▸ STATED TASK: In the records below, find each line with the word "доступные" and copy it.

+ + + + +

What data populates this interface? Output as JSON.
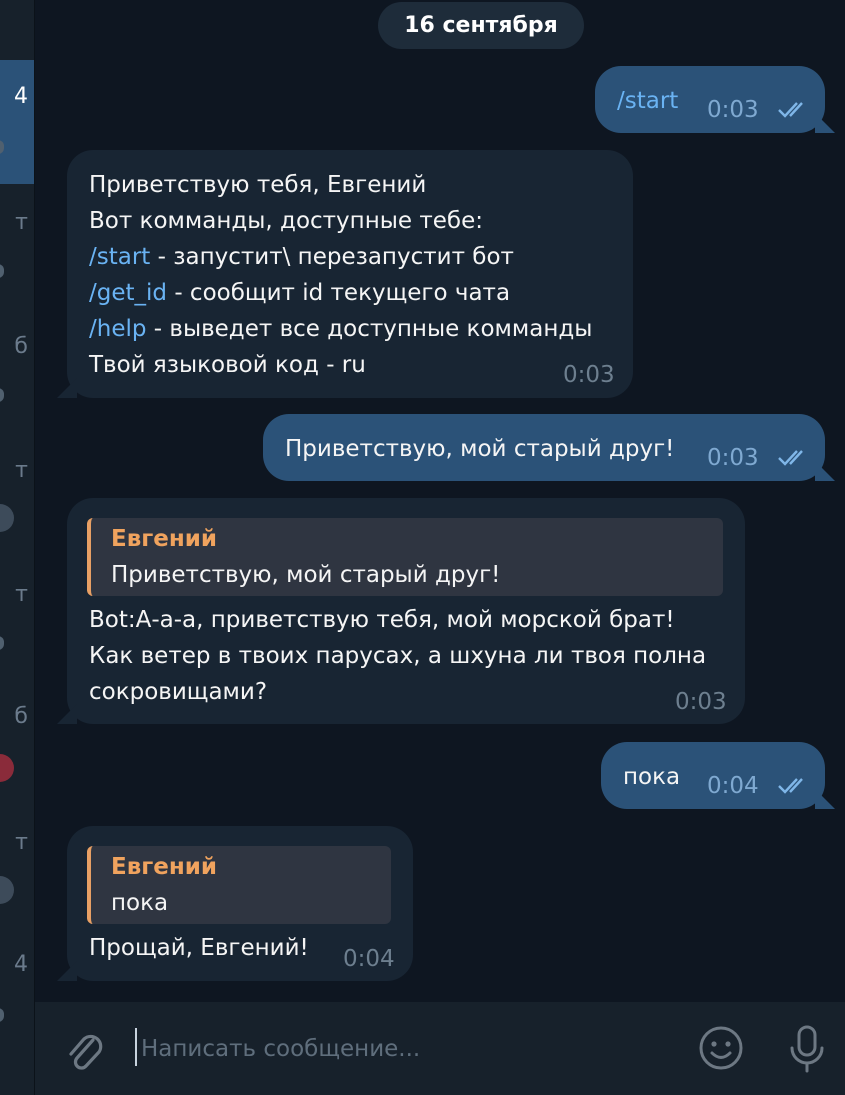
{
  "sidebar": {
    "fragments": [
      "4",
      "т",
      "б",
      "т",
      "т",
      "б",
      "т",
      "4"
    ]
  },
  "chat": {
    "date": "16 сентября",
    "messages": [
      {
        "direction": "out",
        "text": "/start",
        "time": "0:03",
        "status": "read"
      },
      {
        "direction": "in",
        "lines": [
          {
            "text": "Приветствую тебя, Евгений"
          },
          {
            "text": "Вот комманды, доступные тебе:"
          },
          {
            "cmd": "/start",
            "text": " - запустит\\ перезапустит бот"
          },
          {
            "cmd": "/get_id",
            "text": " - сообщит id текущего чата"
          },
          {
            "cmd": "/help",
            "text": " - выведет все доступные комманды"
          },
          {
            "text": "Твой языковой код - ru"
          }
        ],
        "time": "0:03"
      },
      {
        "direction": "out",
        "text": "Приветствую, мой старый друг!",
        "time": "0:03",
        "status": "read"
      },
      {
        "direction": "in",
        "reply": {
          "name": "Евгений",
          "text": "Приветствую, мой старый друг!"
        },
        "lines": [
          {
            "text": "Bot:А-а-а, приветствую тебя, мой морской брат!"
          },
          {
            "text": "Как ветер в твоих парусах, а шхуна ли твоя полна"
          },
          {
            "text": "сокровищами?"
          }
        ],
        "time": "0:03"
      },
      {
        "direction": "out",
        "text": "пока",
        "time": "0:04",
        "status": "read"
      },
      {
        "direction": "in",
        "reply": {
          "name": "Евгений",
          "text": "пока"
        },
        "lines": [
          {
            "text": "Прощай, Евгений!"
          }
        ],
        "time": "0:04"
      }
    ]
  },
  "composer": {
    "placeholder": "Написать сообщение...",
    "attach_icon": "paperclip-icon",
    "emoji_icon": "smile-icon",
    "mic_icon": "microphone-icon"
  },
  "colors": {
    "background": "#0e1621",
    "outgoing_bubble": "#2b5278",
    "incoming_bubble": "#182533",
    "command_link": "#6ab3f3",
    "reply_accent": "#e8a065"
  }
}
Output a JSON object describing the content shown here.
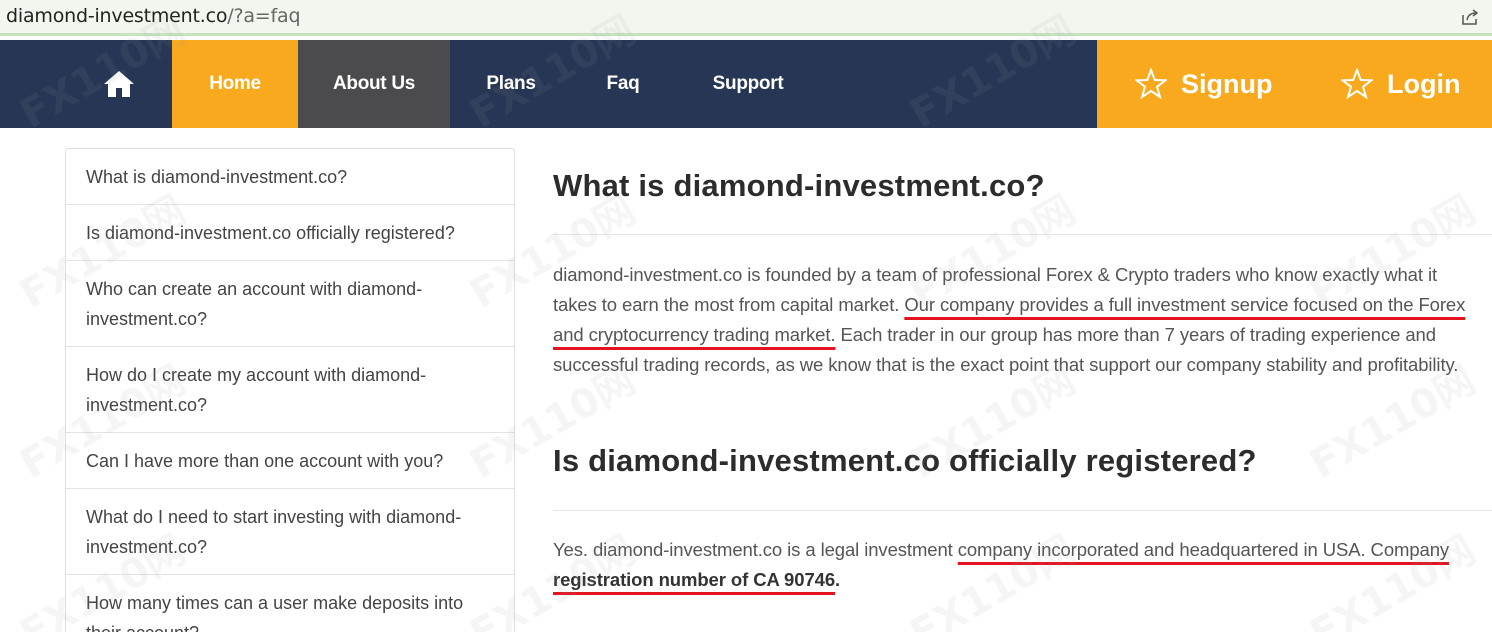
{
  "browser": {
    "url_host": "diamond-investment.co",
    "url_path": "/?a=faq"
  },
  "nav": {
    "home_icon": "home-icon",
    "items": [
      {
        "label": "Home",
        "active": true
      },
      {
        "label": "About Us"
      },
      {
        "label": "Plans"
      },
      {
        "label": "Faq"
      },
      {
        "label": "Support"
      }
    ],
    "signup": "Signup",
    "login": "Login",
    "colors": {
      "bar": "#283655",
      "accent": "#f9a91e",
      "about_bg": "#4b4a4c"
    }
  },
  "sidebar": {
    "questions": [
      "What is diamond-investment.co?",
      "Is diamond-investment.co officially registered?",
      "Who can create an account with diamond-investment.co?",
      "How do I create my account with diamond-investment.co?",
      "Can I have more than one account with you?",
      "What do I need to start investing with diamond-investment.co?",
      "How many times can a user make deposits into their account?"
    ]
  },
  "content": {
    "section1": {
      "title": "What is diamond-investment.co?",
      "text_a": "diamond-investment.co is founded by a team of professional Forex & Crypto traders who know exactly what it takes to earn the most from capital market. ",
      "text_underlined": "Our company provides a full investment service focused on the Forex and cryptocurrency trading market.",
      "text_b": " Each trader in our group has more than 7 years of trading experience and successful trading records, as we know that is the exact point that support our company stability and profitability."
    },
    "section2": {
      "title": "Is diamond-investment.co officially registered?",
      "text_a": "Yes. diamond-investment.co is a legal investment ",
      "text_underlined": "company incorporated and headquartered in USA. Company ",
      "text_bold_underlined": "registration number of CA 90746",
      "text_end": "."
    }
  },
  "watermark": "FX110网"
}
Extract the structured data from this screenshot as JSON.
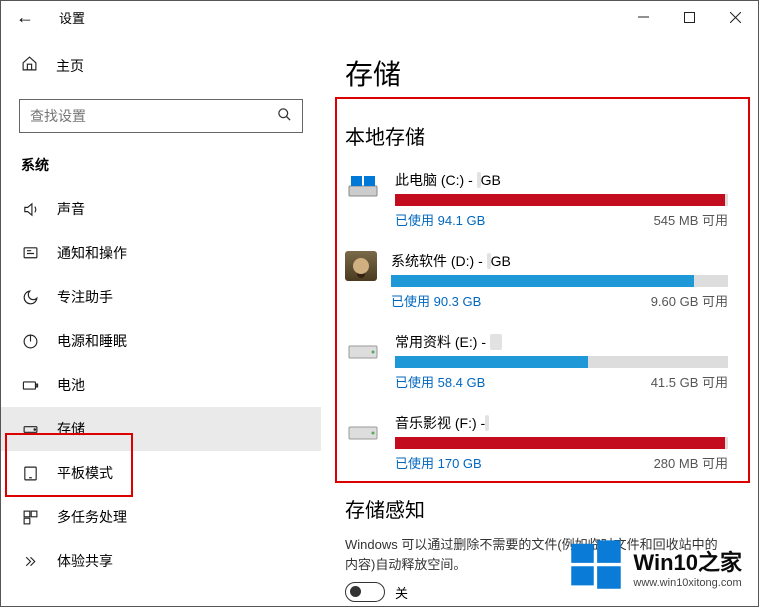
{
  "titlebar": {
    "title": "设置"
  },
  "sidebar": {
    "home": "主页",
    "search_placeholder": "查找设置",
    "category": "系统",
    "items": [
      {
        "label": "声音"
      },
      {
        "label": "通知和操作"
      },
      {
        "label": "专注助手"
      },
      {
        "label": "电源和睡眠"
      },
      {
        "label": "电池"
      },
      {
        "label": "存储"
      },
      {
        "label": "平板模式"
      },
      {
        "label": "多任务处理"
      },
      {
        "label": "体验共享"
      }
    ]
  },
  "main": {
    "title": "存储",
    "section": "本地存储",
    "used_prefix": "已使用 ",
    "free_suffix": " 可用",
    "drives": [
      {
        "name": "此电脑 (C:) - ",
        "size_hidden": "   ",
        "size_suffix": " GB",
        "used": "94.1 GB",
        "free": "545 MB",
        "percent": 99,
        "color": "red",
        "icon": "c"
      },
      {
        "name": "系统软件 (D:) - ",
        "size_hidden": "  ",
        "size_suffix": " GB",
        "used": "90.3 GB",
        "free": "9.60 GB",
        "percent": 90,
        "color": "blue",
        "icon": "avatar"
      },
      {
        "name": "常用资料 (E:) - ",
        "size_hidden": "1   ",
        "size_suffix": "",
        "used": "58.4 GB",
        "free": "41.5 GB",
        "percent": 58,
        "color": "blue",
        "icon": "hdd"
      },
      {
        "name": "音乐影视 (F:) - ",
        "size_hidden": "   ",
        "size_suffix": "",
        "used": "170 GB",
        "free": "280 MB",
        "percent": 99,
        "color": "red",
        "icon": "hdd"
      }
    ],
    "sense_head": "存储感知",
    "sense_desc": "Windows 可以通过删除不需要的文件(例如临时文件和回收站中的内容)自动释放空间。",
    "toggle_label": "关"
  },
  "watermark": {
    "big": "Win10之家",
    "small": "www.win10xitong.com"
  }
}
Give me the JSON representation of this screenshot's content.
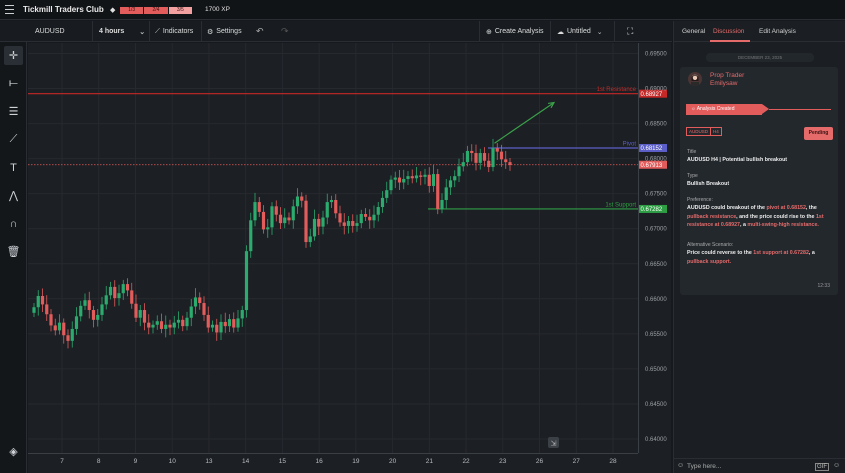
{
  "app": {
    "title": "Tickmill Traders Club",
    "xp_segments": [
      "1/3",
      "2/4",
      "3/5"
    ],
    "xp_label": "1700 XP"
  },
  "toolbar": {
    "symbol": "AUDUSD",
    "interval": "4 hours",
    "indicators": "Indicators",
    "settings": "Settings",
    "create_analysis": "Create Analysis",
    "layout_name": "Untitled"
  },
  "left_tools": [
    "crosshair-icon",
    "horizontal-line-icon",
    "fib-lines-icon",
    "trend-line-icon",
    "text-icon",
    "pattern-icon",
    "magnet-icon",
    "trash-icon",
    "layers-icon"
  ],
  "chart_data": {
    "type": "candlestick",
    "symbol": "AUDUSD",
    "interval": "4 hours",
    "y_ticks": [
      "0.69500",
      "0.69000",
      "0.68500",
      "0.68000",
      "0.67500",
      "0.67000",
      "0.66500",
      "0.66000",
      "0.65500",
      "0.65000",
      "0.64500",
      "0.64000"
    ],
    "ylim": [
      0.638,
      0.6965
    ],
    "x_ticks": [
      "7",
      "8",
      "9",
      "10",
      "13",
      "14",
      "15",
      "16",
      "19",
      "20",
      "21",
      "22",
      "23",
      "26",
      "27",
      "28"
    ],
    "levels": [
      {
        "name": "1st Resistance",
        "value": 0.68927,
        "label": "0.68927",
        "color": "#c62828"
      },
      {
        "name": "Pivot",
        "value": 0.68152,
        "label": "0.68152",
        "color": "#5b5fc7"
      },
      {
        "name": "1st Support",
        "value": 0.67282,
        "label": "0.67282",
        "color": "#2e9e45"
      }
    ],
    "current_price": {
      "value": 0.67913,
      "label": "0.67913",
      "color": "#e25c5c"
    },
    "closes": [
      0.6588,
      0.6604,
      0.6592,
      0.6578,
      0.6562,
      0.6555,
      0.6566,
      0.6548,
      0.654,
      0.6557,
      0.6575,
      0.659,
      0.6598,
      0.6584,
      0.657,
      0.6577,
      0.6592,
      0.6605,
      0.6617,
      0.6601,
      0.6608,
      0.6621,
      0.6612,
      0.6593,
      0.6573,
      0.6584,
      0.6566,
      0.6559,
      0.6563,
      0.6568,
      0.6557,
      0.6563,
      0.6559,
      0.6566,
      0.657,
      0.6561,
      0.6573,
      0.6589,
      0.6602,
      0.6594,
      0.6577,
      0.6559,
      0.6563,
      0.6552,
      0.6567,
      0.6561,
      0.6571,
      0.6559,
      0.6572,
      0.6584,
      0.6668,
      0.6712,
      0.6738,
      0.6724,
      0.6699,
      0.6702,
      0.6732,
      0.672,
      0.6708,
      0.6716,
      0.6712,
      0.6732,
      0.6746,
      0.674,
      0.6681,
      0.6689,
      0.6714,
      0.6703,
      0.6716,
      0.6738,
      0.6741,
      0.6722,
      0.6709,
      0.6704,
      0.6711,
      0.6704,
      0.6708,
      0.6721,
      0.6717,
      0.6712,
      0.672,
      0.6731,
      0.6744,
      0.6755,
      0.677,
      0.6773,
      0.6766,
      0.6771,
      0.6775,
      0.6772,
      0.6776,
      0.6774,
      0.6777,
      0.6761,
      0.6778,
      0.6728,
      0.6741,
      0.6759,
      0.6769,
      0.6775,
      0.6789,
      0.6795,
      0.6811,
      0.6808,
      0.6794,
      0.6808,
      0.6797,
      0.6788,
      0.6815,
      0.681,
      0.6799,
      0.6795,
      0.6791
    ],
    "projection_arrow": {
      "from": [
        106,
        0.6822
      ],
      "to": [
        120,
        0.688
      ]
    }
  },
  "right_panel": {
    "tabs": [
      "General",
      "Discussion",
      "Edit Analysis"
    ],
    "active_tab": "Discussion",
    "date_chip": "DECEMBER 23, 2025",
    "author_role": "Prop Trader",
    "author_name": "Emilysaw",
    "event": "Analysis Created",
    "tags": [
      "AUDUSD",
      "H4"
    ],
    "status": "Pending",
    "title_label": "Title",
    "title_value": "AUDUSD H4 | Potential bullish breakout",
    "type_label": "Type",
    "type_value": "Bullish Breakout",
    "preference_label": "Preference:",
    "preference_parts": [
      {
        "text": "AUDUSD could breakout of the ",
        "hl": false
      },
      {
        "text": "pivot at 0.68152",
        "hl": true
      },
      {
        "text": ", the ",
        "hl": false
      },
      {
        "text": "pullback resistance",
        "hl": true
      },
      {
        "text": ", and the price could rise to the ",
        "hl": false
      },
      {
        "text": "1st resistance at 0.68927",
        "hl": true
      },
      {
        "text": ", a ",
        "hl": false
      },
      {
        "text": "multi-swing-high resistance.",
        "hl": true
      }
    ],
    "alt_label": "Alternative Scenario:",
    "alt_parts": [
      {
        "text": "Price could reverse to the ",
        "hl": false
      },
      {
        "text": "1st support at 0.67282",
        "hl": true
      },
      {
        "text": ", a ",
        "hl": false
      },
      {
        "text": "pullback support.",
        "hl": true
      }
    ],
    "time": "12:33",
    "composer_placeholder": "Type here..."
  }
}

+ + + + +

▸ EXERCISE OUTPUT:
            "text": "Вот комманды, доступные тебе:"
            "text": " - выведет все доступные комманды"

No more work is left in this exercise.